- **Task to carry out**: Drop every picture and give the entries back exactly.

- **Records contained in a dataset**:
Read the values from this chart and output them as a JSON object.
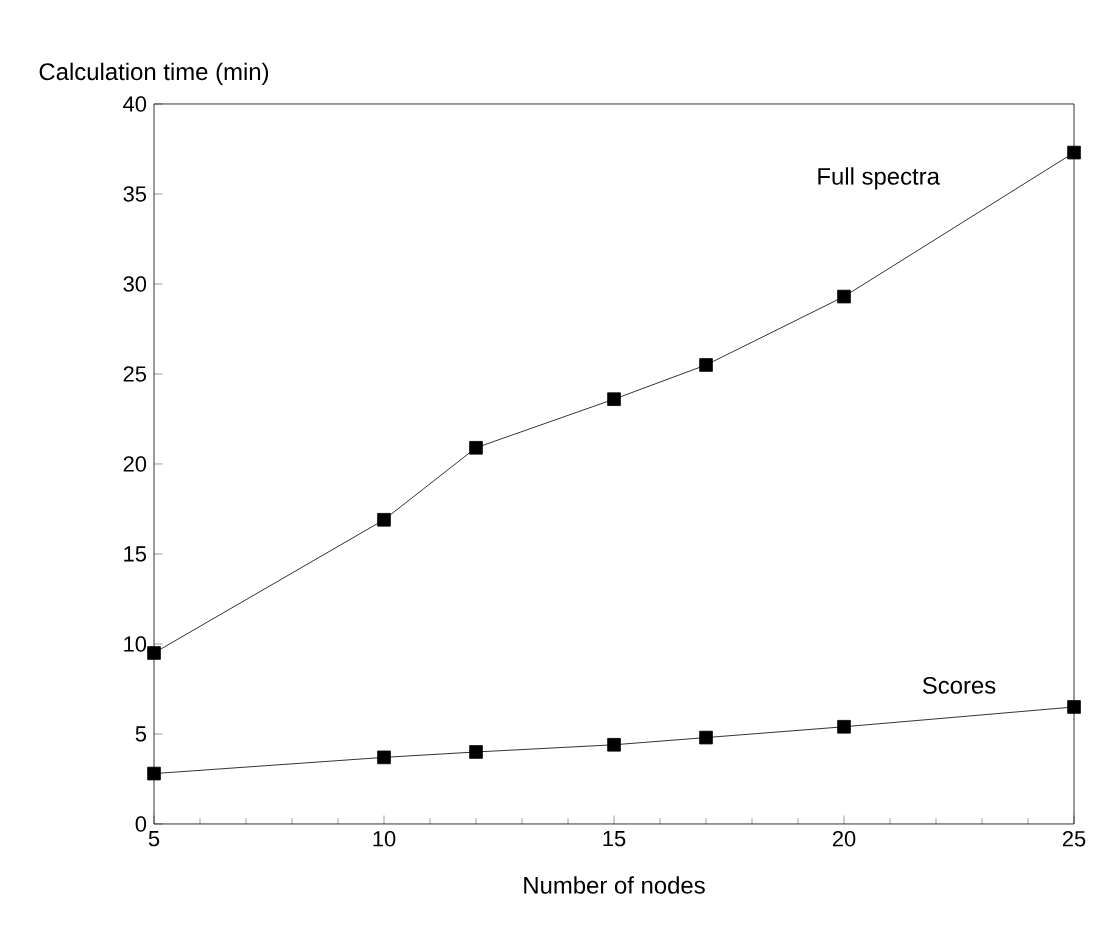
{
  "chart_data": {
    "type": "line",
    "xlabel": "Number of nodes",
    "ylabel": "Calculation time (min)",
    "xlim": [
      5,
      25
    ],
    "xticks": [
      5,
      10,
      15,
      20,
      25
    ],
    "ylim": [
      0,
      40
    ],
    "yticks": [
      0,
      5,
      10,
      15,
      20,
      25,
      30,
      35,
      40
    ],
    "grid": false,
    "legend": false,
    "marker": "square",
    "line_style": "solid",
    "series": [
      {
        "name": "Full spectra",
        "color": "#000000",
        "x": [
          5,
          10,
          12,
          15,
          17,
          20,
          25
        ],
        "values": [
          9.5,
          16.9,
          20.9,
          23.6,
          25.5,
          29.3,
          37.3
        ]
      },
      {
        "name": "Scores",
        "color": "#000000",
        "x": [
          5,
          10,
          12,
          15,
          17,
          20,
          25
        ],
        "values": [
          2.8,
          3.7,
          4.0,
          4.4,
          4.8,
          5.4,
          6.5
        ]
      }
    ]
  }
}
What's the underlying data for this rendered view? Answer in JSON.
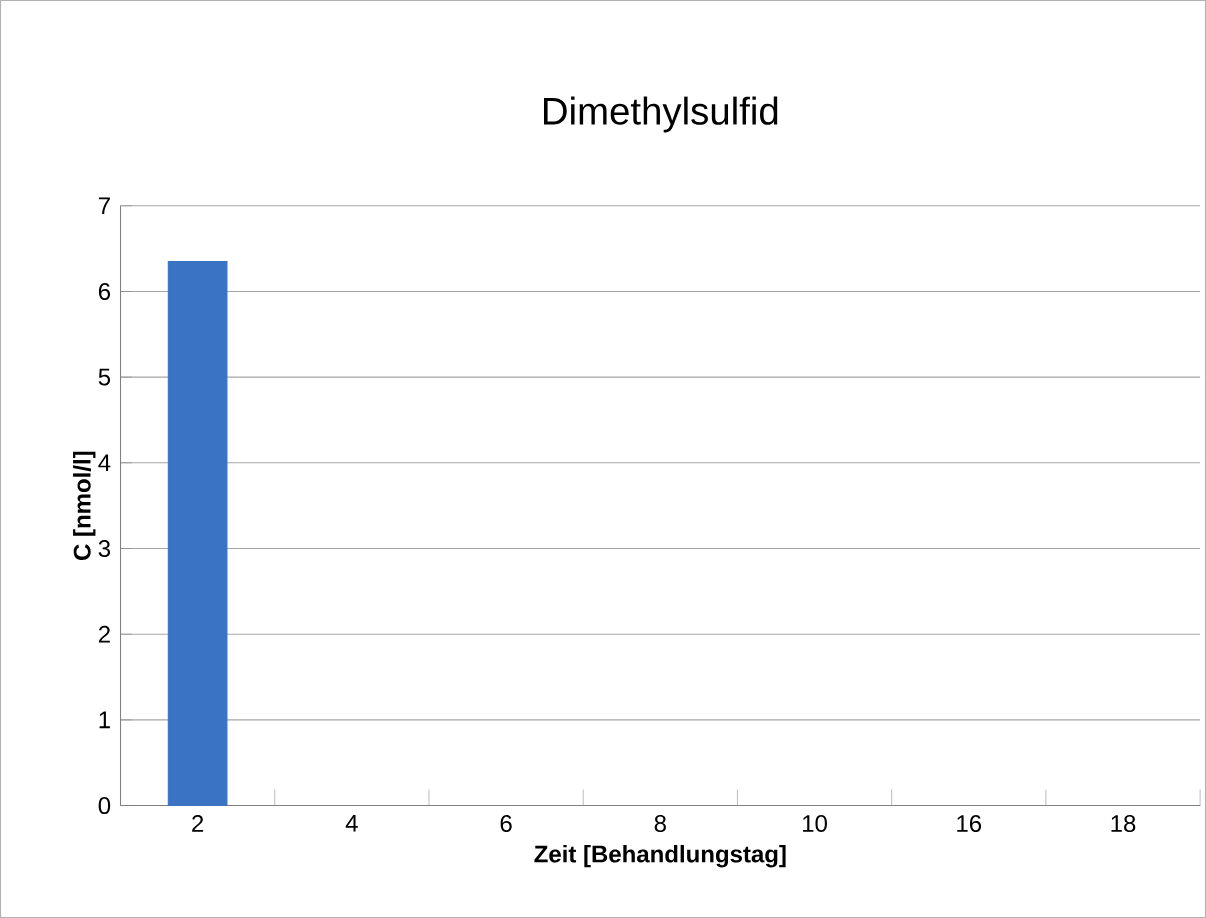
{
  "chart_data": {
    "type": "bar",
    "title": "Dimethylsulfid",
    "xlabel": "Zeit [Behandlungstag]",
    "ylabel": "C [nmol/l]",
    "categories": [
      "2",
      "4",
      "6",
      "8",
      "10",
      "16",
      "18"
    ],
    "values": [
      6.35,
      null,
      null,
      null,
      null,
      null,
      null
    ],
    "color": "#3a73c4",
    "ylim": [
      0,
      7
    ],
    "yticks": [
      0,
      1,
      2,
      3,
      4,
      5,
      6,
      7
    ],
    "grid": "y"
  }
}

- **Output of the exercise**:
Read the values from this chart and output them as a JSON object.
{
  "chart_data": {
    "type": "line",
    "xlabel": "Number of nodes",
    "ylabel": "Calculation time (min)",
    "xlim": [
      5,
      25
    ],
    "xticks": [
      5,
      10,
      15,
      20,
      25
    ],
    "ylim": [
      0,
      40
    ],
    "yticks": [
      0,
      5,
      10,
      15,
      20,
      25,
      30,
      35,
      40
    ],
    "grid": false,
    "legend": false,
    "marker": "square",
    "line_style": "solid",
    "series": [
      {
        "name": "Full spectra",
        "color": "#000000",
        "x": [
          5,
          10,
          12,
          15,
          17,
          20,
          25
        ],
        "values": [
          9.5,
          16.9,
          20.9,
          23.6,
          25.5,
          29.3,
          37.3
        ]
      },
      {
        "name": "Scores",
        "color": "#000000",
        "x": [
          5,
          10,
          12,
          15,
          17,
          20,
          25
        ],
        "values": [
          2.8,
          3.7,
          4.0,
          4.4,
          4.8,
          5.4,
          6.5
        ]
      }
    ]
  }
}
What's the underlying data for this rendered view? Answer in JSON.
{
  "chart_data": {
    "type": "bar",
    "title": "Dimethylsulfid",
    "xlabel": "Zeit [Behandlungstag]",
    "ylabel": "C [nmol/l]",
    "categories": [
      "2",
      "4",
      "6",
      "8",
      "10",
      "16",
      "18"
    ],
    "values": [
      6.35,
      null,
      null,
      null,
      null,
      null,
      null
    ],
    "color": "#3a73c4",
    "ylim": [
      0,
      7
    ],
    "yticks": [
      0,
      1,
      2,
      3,
      4,
      5,
      6,
      7
    ],
    "grid": "y"
  }
}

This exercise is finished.